Description of the task
Using the records provided below, locate and copy each line that contains the word "JSON".

Records to use
■ ■ ■

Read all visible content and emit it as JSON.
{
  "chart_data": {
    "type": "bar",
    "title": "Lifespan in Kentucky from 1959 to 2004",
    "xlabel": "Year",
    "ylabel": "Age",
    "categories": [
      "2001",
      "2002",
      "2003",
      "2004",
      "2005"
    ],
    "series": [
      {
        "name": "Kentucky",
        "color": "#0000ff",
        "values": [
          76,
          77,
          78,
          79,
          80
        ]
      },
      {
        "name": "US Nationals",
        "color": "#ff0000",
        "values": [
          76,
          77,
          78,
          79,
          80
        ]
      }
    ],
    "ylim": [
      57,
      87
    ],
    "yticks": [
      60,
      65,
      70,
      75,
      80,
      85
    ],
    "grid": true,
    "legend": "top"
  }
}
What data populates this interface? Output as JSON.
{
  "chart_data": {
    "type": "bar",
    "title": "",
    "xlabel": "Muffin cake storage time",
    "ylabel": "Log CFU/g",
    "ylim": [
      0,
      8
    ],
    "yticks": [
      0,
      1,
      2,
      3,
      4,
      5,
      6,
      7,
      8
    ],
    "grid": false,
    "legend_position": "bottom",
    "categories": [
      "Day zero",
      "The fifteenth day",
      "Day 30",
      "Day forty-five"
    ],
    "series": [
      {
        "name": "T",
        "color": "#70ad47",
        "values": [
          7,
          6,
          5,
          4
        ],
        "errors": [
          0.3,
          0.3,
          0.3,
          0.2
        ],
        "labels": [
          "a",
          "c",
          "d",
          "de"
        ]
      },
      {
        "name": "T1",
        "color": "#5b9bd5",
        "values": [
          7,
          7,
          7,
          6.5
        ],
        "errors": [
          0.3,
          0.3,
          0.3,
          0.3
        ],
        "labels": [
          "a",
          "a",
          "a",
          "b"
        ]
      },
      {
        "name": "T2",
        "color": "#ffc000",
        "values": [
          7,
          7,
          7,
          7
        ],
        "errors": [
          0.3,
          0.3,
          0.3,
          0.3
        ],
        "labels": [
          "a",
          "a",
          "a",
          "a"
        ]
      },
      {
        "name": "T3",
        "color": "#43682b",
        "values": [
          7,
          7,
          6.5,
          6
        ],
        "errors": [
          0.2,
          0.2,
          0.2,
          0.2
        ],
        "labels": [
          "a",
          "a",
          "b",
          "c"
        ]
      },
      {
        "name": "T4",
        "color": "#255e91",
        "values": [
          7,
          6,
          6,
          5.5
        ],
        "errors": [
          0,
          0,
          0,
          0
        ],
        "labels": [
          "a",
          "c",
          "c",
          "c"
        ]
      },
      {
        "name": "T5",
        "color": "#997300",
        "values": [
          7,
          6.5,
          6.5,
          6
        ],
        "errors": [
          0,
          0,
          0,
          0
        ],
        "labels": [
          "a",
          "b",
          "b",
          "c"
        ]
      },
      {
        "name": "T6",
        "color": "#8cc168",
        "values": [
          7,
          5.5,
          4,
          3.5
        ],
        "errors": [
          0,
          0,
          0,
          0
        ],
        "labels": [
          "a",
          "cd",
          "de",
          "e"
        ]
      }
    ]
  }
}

■ ■ ■

Full solution
Read all visible content and emit it as JSON.
What data populates this interface? Output as JSON.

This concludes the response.